■ **Exercise brief**
Where a line contains the string "варианте", copy that line.

■ **Records for the task**

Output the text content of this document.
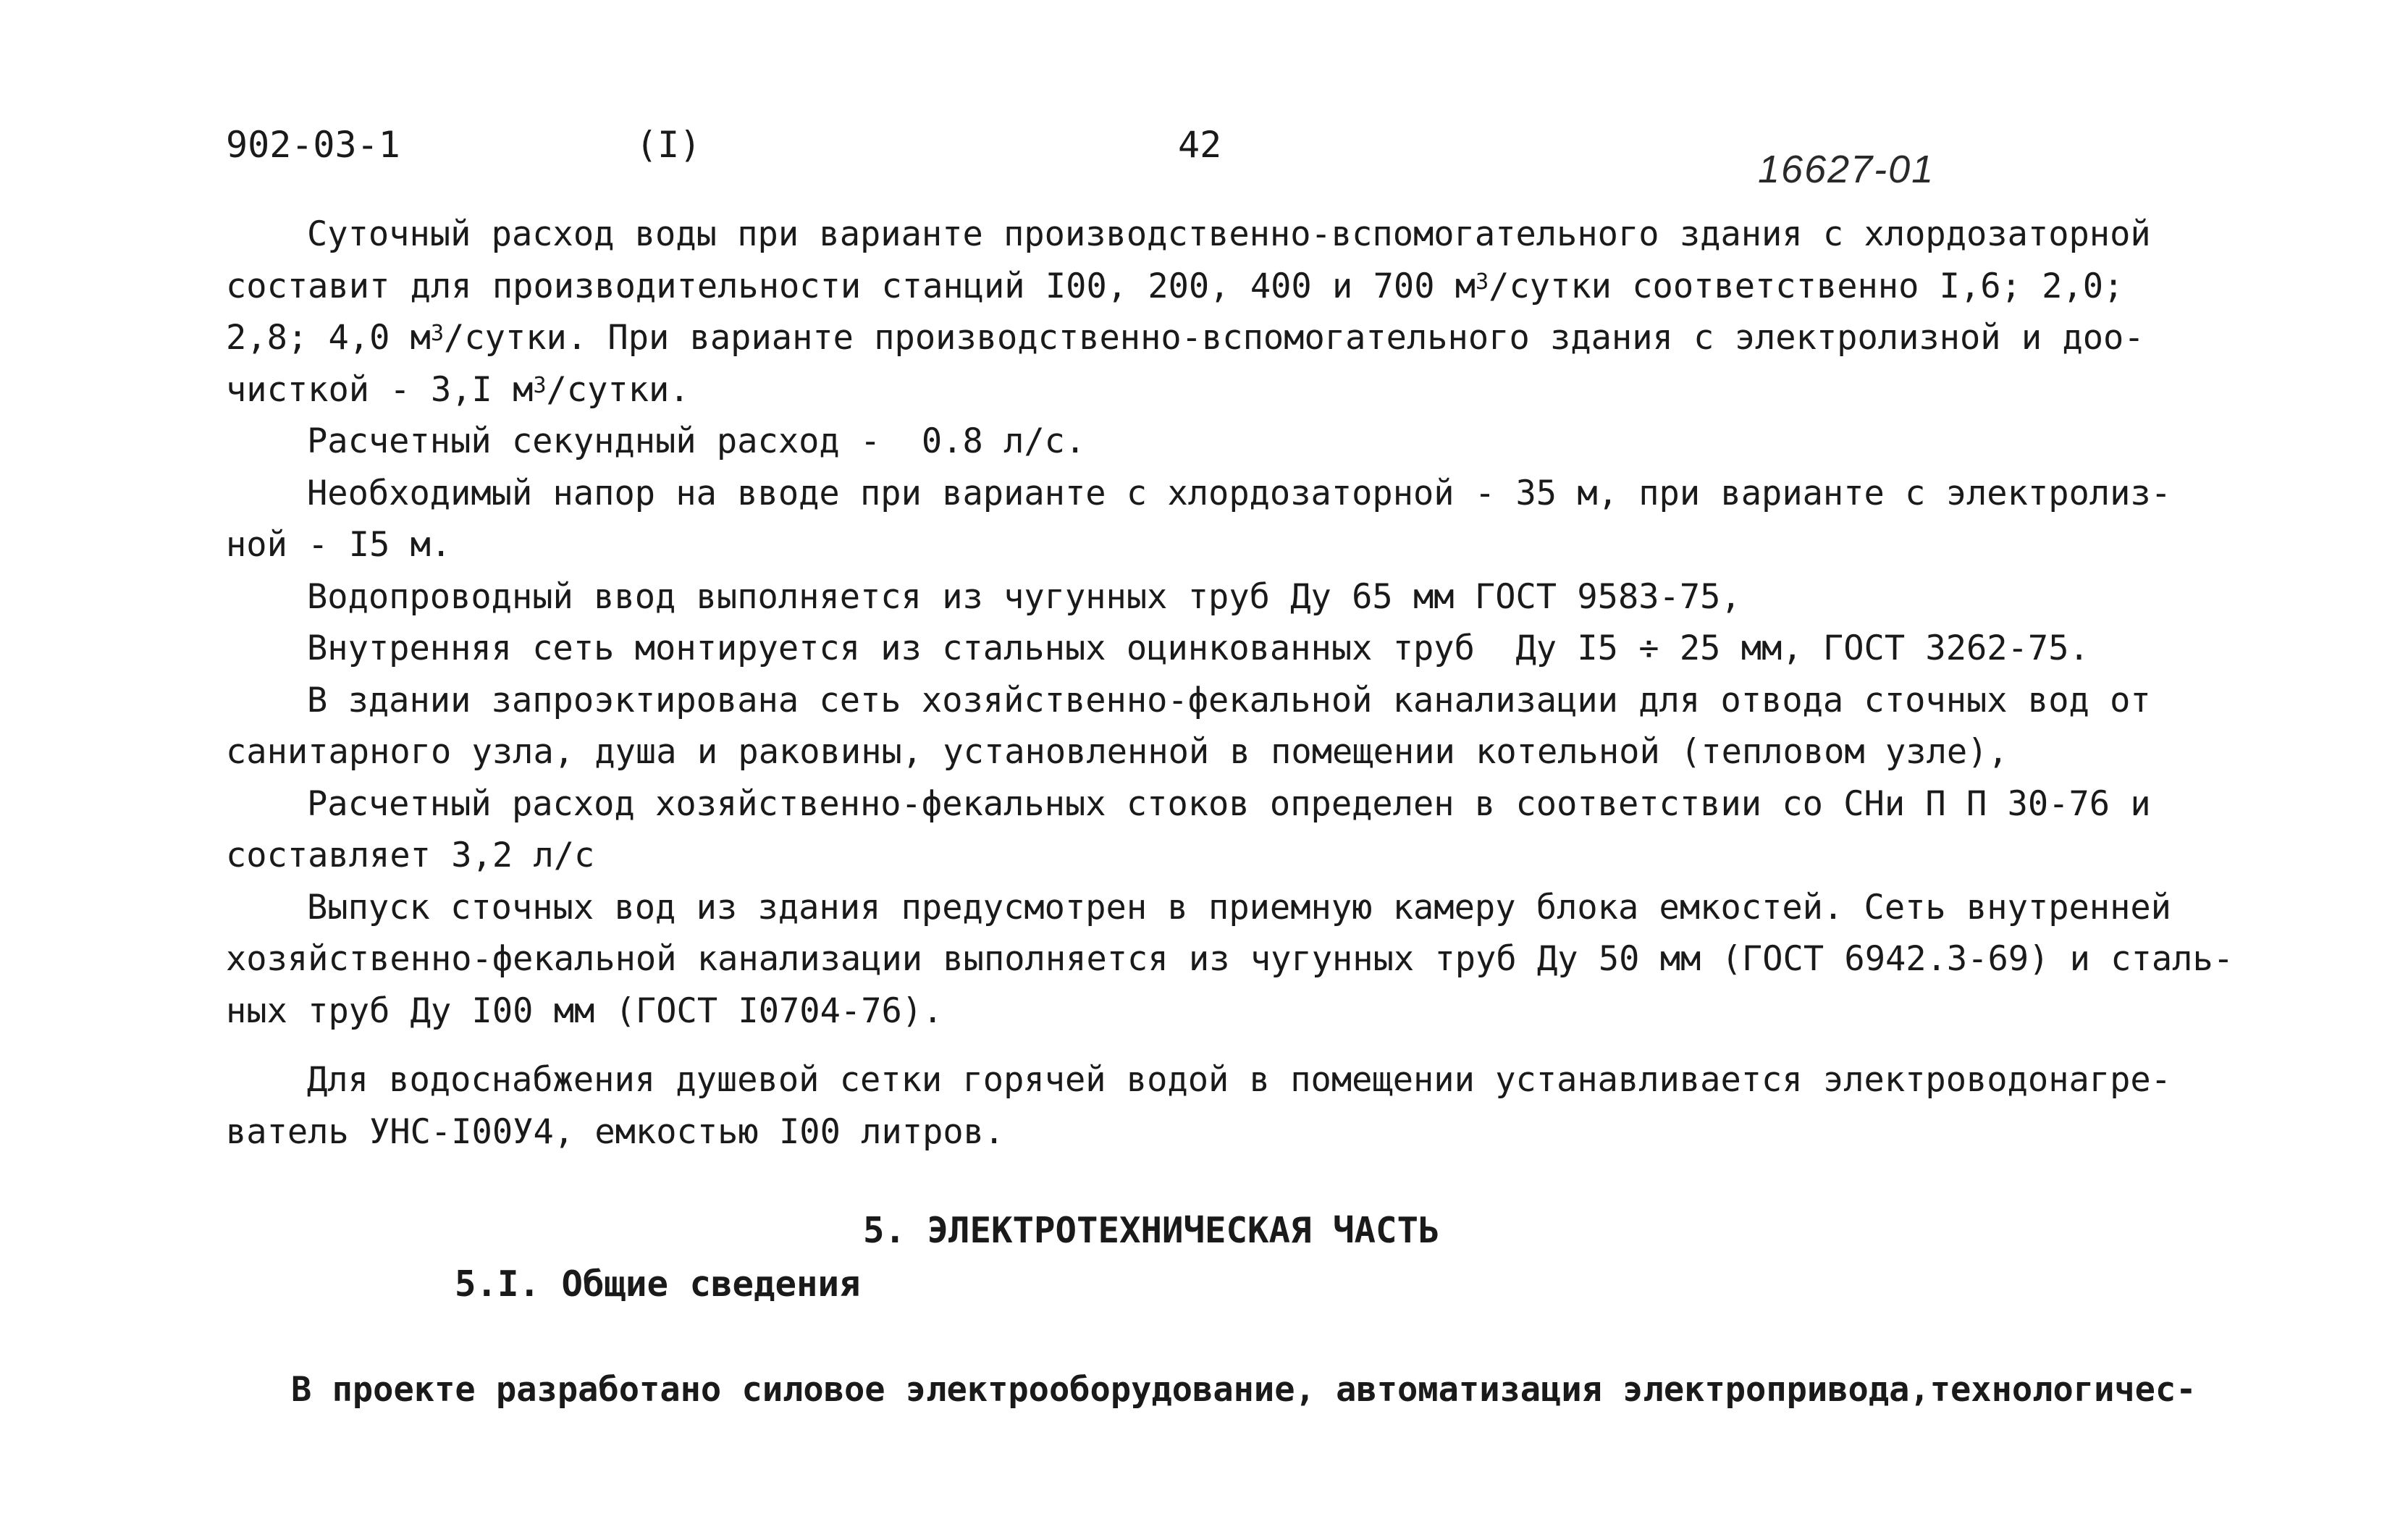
902-03-1	(I)	42
16627-01

Суточный расход воды при варианте производственно-вспомогательного здания с хлордозаторной

составит для производительности станций I00, 200, 400 и 700 $м^3$/сутки соответственно I,6; 2,0;

2,8; 4,0 $м^3$/сутки. При варианте производственно-вспомогательного здания с электролизной и доо-

чисткой - 3,I $м^3$/сутки.

Расчетный секундный расход -  0.8 л/с.

Необходимый напор на вводе при варианте с хлордозаторной - 35 м, при варианте с электролиз-

ной - I5 м.

Водопроводный ввод выполняется из чугунных труб Ду 65 мм ГОСТ 9583-75,

Внутренняя сеть монтируется из стальных оцинкованных труб  Ду I5 ÷ 25 мм, ГОСТ 3262-75.

В здании запроэктирована сеть хозяйственно-фекальной канализации для отвода сточных вод от

санитарного узла, душа и раковины, установленной в помещении котельной (тепловом узле),

Расчетный расход хозяйственно-фекальных стоков определен в соответствии со СНи П П 30-76 и

составляет 3,2 л/с

Выпуск сточных вод из здания предусмотрен в приемную камеру блока емкостей. Сеть внутренней

хозяйственно-фекальной канализации выполняется из чугунных труб Ду 50 мм (ГОСТ 6942.3-69) и сталь-

ных труб Ду I00 мм (ГОСТ I0704-76).

Для водоснабжения душевой сетки горячей водой в помещении устанавливается электроводонагре-

ватель УНС-I00У4, емкостью I00 литров.

5. ЭЛЕКТРОТЕХНИЧЕСКАЯ ЧАСТЬ
5.I. Общие сведения
В проекте разработано силовое электрооборудование, автоматизация электропривода,технологичес-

■ **Expected answer**
Суточный расход воды при варианте производственно-вспомогательного здания с хлордозаторной
2,8; 4,0 $м^3$/сутки. При варианте производственно-вспомогательного здания с электролизной и доо-
Необходимый напор на вводе при варианте с хлордозаторной - 35 м, при варианте с электролиз-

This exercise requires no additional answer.